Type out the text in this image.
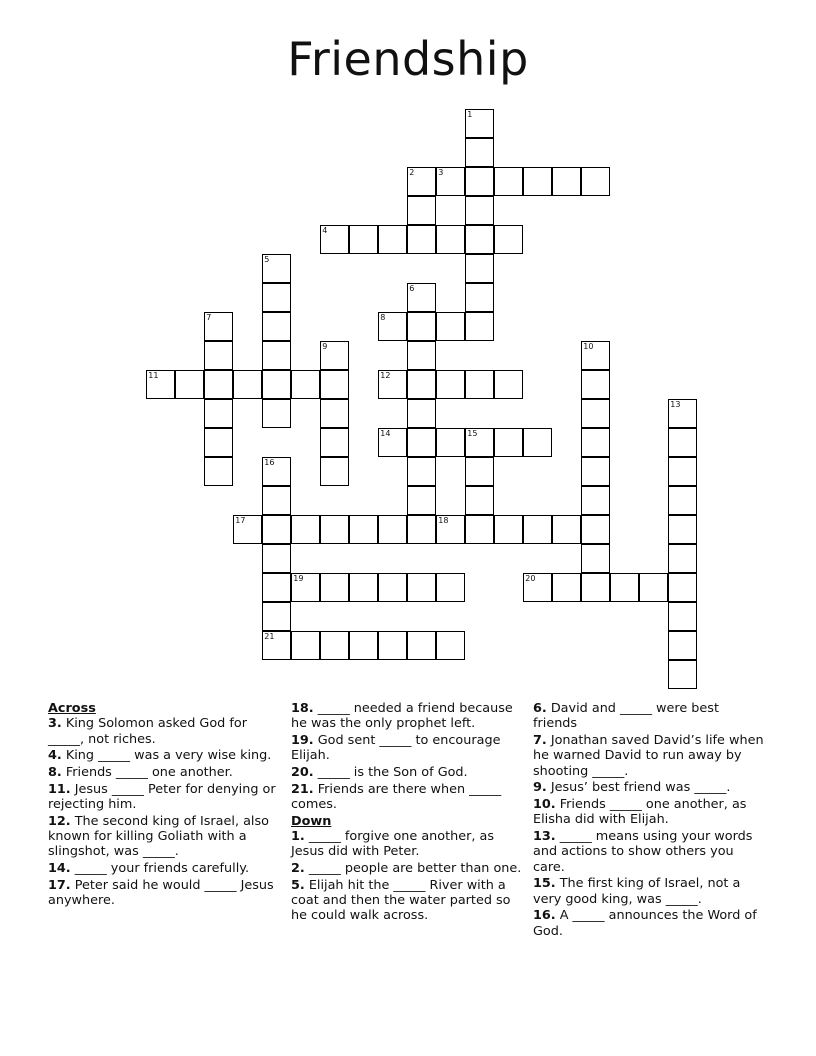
Friendship
1
2	3
4
5
6
7	8
9	10
11	12
13
14	15
16
21
17	18
19	20
Across
3. King Solomon asked God for _____, not riches.
4. King _____ was a very wise king.
8. Friends _____ one another.
11. Jesus _____ Peter for denying or rejecting him.
12. The second king of Israel, also known for killing Goliath with a slingshot, was _____.
14. _____ your friends carefully.
17. Peter said he would _____ Jesus anywhere.
18. _____ needed a friend because he was the only prophet left.
19. God sent _____ to encourage Elijah.
20. _____ is the Son of God.
21. Friends are there when _____ comes.
Down
1. _____ forgive one another, as Jesus did with Peter.
2. _____ people are better than one.
5. Elijah hit the _____ River with a coat and then the water parted so he could walk across.
6. David and _____ were best friends
7. Jonathan saved David’s life when he warned David to run away by shooting _____.
9. Jesus’ best friend was _____.
10. Friends _____ one another, as Elisha did with Elijah.
13. _____ means using your words and actions to show others you care.
15. The first king of Israel, not a very good king, was _____.
16. A _____ announces the Word of God.
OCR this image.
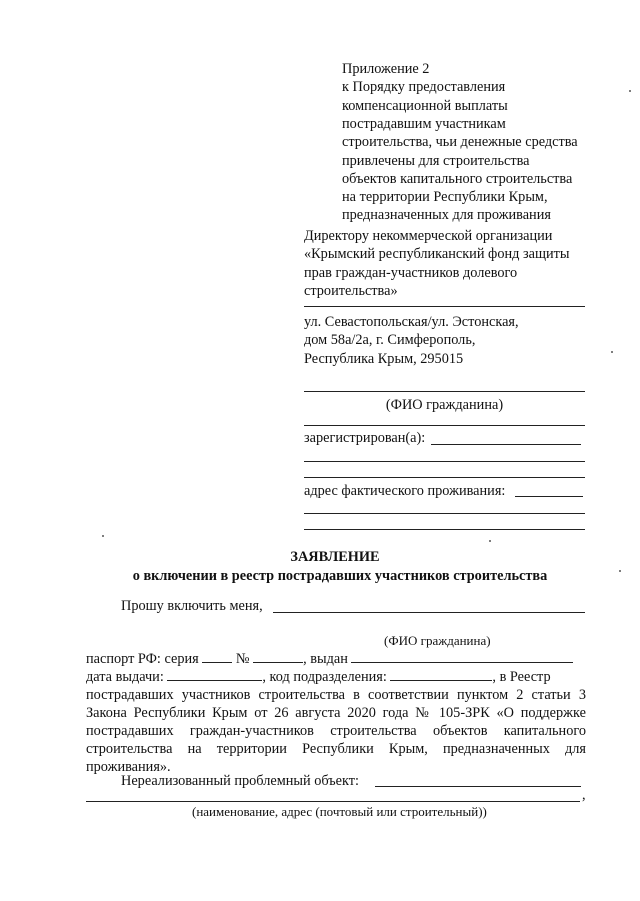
Приложение 2
к Порядку предоставления
компенсационной выплаты
пострадавшим участникам
строительства, чьи денежные средства
привлечены для строительства
объектов капитального строительства
на территории Республики Крым,
предназначенных для проживания
Директору некоммерческой организации
«Крымский республиканский фонд защиты
прав граждан-участников долевого
строительства»
ул. Севастопольская/ул. Эстонская,
дом 58а/2а, г. Симферополь,
Республика Крым, 295015
(ФИО гражданина)
зарегистрирован(а):
адрес фактического проживания:
ЗАЯВЛЕНИЕ
о включении в реестр пострадавших участников строительства
Прошу включить меня,
(ФИО гражданина)
паспорт РФ: серия	№	, выдан
дата выдачи:	, код подразделения:	, в Реестр
пострадавших участников строительства в соответствии пунктом 2 статьи 3
Закона Республики Крым от 26 августа 2020 года № 105-ЗРК «О поддержке
пострадавших граждан-участников строительства объектов капитального
строительства на территории Республики Крым, предназначенных для
проживания».
Нереализованный проблемный объект:
,
(наименование, адрес (почтовый или строительный))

__________

__Task__:
Using the entries above, state how many lines include the word "участников", with no other words.

__Answer to this problem__:
4